■ **Aim of the task**
Copy the material from the start through the line containing "keyboard-key[interactable]: 9 <box>505", swapping "elements" for "items" and leaving everything else as it is.

******************************

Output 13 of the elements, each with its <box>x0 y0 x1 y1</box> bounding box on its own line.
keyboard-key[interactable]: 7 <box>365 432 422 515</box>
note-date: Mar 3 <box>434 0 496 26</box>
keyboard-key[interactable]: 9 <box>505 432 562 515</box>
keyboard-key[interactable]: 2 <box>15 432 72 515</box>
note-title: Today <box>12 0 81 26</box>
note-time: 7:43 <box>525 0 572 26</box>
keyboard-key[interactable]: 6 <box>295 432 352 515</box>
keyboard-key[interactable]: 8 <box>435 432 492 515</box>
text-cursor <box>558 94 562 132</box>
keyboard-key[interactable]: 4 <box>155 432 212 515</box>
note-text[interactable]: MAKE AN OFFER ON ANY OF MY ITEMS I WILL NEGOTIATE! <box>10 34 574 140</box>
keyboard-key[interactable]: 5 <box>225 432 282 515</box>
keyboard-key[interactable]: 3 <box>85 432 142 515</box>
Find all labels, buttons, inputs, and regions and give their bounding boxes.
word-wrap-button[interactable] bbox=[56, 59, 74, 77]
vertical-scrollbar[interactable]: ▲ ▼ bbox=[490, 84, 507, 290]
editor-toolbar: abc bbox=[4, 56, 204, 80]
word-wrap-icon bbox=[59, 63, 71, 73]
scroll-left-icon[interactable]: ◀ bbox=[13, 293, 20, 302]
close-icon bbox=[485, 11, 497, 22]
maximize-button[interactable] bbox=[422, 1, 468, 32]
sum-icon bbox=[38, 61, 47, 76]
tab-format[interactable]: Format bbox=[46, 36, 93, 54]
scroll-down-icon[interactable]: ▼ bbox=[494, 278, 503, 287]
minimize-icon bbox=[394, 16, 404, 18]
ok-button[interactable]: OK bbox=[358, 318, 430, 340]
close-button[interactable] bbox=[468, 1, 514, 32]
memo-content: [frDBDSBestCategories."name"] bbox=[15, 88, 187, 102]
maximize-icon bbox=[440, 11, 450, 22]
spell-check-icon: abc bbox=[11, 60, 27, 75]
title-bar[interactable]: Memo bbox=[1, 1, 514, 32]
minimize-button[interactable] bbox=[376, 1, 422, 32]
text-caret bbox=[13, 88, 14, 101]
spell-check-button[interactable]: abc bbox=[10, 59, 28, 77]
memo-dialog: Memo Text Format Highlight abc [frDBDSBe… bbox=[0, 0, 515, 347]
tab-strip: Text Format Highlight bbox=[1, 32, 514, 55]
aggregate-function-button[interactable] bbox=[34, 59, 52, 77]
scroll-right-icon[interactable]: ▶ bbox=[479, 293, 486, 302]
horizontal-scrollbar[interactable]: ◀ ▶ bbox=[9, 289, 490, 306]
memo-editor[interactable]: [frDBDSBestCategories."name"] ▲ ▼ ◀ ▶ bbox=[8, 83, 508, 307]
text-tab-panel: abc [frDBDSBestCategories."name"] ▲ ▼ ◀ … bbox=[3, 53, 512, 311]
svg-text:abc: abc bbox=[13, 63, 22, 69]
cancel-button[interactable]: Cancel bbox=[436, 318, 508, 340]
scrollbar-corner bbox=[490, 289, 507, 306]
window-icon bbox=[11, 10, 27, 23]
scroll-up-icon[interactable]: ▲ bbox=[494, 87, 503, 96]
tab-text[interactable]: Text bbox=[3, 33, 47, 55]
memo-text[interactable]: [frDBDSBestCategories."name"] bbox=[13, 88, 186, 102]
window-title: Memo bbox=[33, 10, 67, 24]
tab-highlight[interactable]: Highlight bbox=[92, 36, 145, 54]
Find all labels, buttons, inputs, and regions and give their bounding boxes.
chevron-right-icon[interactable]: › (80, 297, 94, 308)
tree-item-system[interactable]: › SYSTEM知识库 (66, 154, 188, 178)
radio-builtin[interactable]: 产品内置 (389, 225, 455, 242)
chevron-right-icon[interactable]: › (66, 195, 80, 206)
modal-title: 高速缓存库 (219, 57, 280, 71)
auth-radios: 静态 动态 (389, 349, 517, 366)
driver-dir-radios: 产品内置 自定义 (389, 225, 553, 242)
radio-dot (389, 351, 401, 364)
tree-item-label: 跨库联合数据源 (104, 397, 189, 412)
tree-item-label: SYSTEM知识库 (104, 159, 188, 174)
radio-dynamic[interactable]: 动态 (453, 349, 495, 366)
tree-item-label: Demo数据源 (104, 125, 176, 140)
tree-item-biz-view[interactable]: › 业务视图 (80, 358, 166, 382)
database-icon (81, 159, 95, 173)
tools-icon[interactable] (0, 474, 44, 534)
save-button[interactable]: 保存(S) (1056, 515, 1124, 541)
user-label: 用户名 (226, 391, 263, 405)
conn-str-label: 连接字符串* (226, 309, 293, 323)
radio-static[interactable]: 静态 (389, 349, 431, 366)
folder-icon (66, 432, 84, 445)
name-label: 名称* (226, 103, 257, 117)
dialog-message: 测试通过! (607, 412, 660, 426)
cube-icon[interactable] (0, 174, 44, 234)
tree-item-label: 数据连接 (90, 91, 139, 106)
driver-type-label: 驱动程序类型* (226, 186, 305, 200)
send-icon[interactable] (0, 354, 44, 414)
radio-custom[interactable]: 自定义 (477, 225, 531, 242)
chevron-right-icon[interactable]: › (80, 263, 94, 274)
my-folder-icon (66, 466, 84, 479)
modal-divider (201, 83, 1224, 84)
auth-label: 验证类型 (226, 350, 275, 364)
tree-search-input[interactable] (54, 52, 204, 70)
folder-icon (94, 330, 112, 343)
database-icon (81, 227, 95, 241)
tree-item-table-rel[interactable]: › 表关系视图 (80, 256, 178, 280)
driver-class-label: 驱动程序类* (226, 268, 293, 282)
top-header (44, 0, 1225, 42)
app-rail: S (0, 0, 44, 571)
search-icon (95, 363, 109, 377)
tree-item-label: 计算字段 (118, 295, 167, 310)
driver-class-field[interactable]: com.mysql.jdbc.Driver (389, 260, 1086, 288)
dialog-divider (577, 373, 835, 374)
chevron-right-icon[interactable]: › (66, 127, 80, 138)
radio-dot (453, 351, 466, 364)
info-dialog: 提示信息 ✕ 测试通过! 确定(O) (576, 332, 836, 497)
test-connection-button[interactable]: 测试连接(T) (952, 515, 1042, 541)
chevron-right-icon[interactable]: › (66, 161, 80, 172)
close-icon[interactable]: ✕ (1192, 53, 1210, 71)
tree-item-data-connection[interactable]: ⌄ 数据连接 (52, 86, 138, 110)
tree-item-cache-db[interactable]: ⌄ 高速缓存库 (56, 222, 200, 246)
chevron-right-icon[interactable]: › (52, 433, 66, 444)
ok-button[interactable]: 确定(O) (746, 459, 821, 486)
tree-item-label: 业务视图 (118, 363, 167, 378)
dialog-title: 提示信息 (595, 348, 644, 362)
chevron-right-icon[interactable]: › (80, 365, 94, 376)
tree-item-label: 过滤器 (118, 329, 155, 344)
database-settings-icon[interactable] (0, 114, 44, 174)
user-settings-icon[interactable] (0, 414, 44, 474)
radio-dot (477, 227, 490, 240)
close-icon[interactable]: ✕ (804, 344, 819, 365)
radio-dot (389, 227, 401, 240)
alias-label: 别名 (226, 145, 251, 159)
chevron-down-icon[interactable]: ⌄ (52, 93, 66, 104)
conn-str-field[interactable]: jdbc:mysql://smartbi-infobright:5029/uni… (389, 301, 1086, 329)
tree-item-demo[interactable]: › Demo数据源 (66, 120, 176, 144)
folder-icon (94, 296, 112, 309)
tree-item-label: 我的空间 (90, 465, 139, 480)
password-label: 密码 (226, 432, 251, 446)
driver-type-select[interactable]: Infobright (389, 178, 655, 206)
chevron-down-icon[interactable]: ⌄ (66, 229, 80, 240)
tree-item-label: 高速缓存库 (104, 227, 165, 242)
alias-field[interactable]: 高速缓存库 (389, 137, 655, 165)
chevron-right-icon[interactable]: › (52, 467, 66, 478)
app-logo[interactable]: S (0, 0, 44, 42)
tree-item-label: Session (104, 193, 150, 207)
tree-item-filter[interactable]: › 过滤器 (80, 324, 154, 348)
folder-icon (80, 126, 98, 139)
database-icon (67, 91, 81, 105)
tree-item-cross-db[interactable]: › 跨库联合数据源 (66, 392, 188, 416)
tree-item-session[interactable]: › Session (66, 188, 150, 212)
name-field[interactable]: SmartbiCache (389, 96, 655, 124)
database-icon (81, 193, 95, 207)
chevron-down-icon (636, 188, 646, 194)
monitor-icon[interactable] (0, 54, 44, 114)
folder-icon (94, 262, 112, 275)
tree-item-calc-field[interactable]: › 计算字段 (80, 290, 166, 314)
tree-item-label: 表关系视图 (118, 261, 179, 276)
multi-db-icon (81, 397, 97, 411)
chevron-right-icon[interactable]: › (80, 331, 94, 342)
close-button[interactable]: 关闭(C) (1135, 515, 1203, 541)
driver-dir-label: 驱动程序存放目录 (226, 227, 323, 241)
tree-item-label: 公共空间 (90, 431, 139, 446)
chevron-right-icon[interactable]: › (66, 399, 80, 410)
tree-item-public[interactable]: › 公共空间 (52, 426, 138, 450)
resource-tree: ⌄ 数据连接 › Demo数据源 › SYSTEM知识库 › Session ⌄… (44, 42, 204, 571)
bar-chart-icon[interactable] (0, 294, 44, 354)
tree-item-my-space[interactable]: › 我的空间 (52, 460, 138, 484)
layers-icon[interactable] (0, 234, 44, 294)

******************************

■ **Answer for the task**
Output 13 of the items, each with its <box>x0 y0 x1 y1</box> bounding box on its own line.
keyboard-key[interactable]: 7 <box>365 432 422 515</box>
note-date: Mar 3 <box>434 0 496 26</box>
keyboard-key[interactable]: 9 <box>505 432 562 515</box>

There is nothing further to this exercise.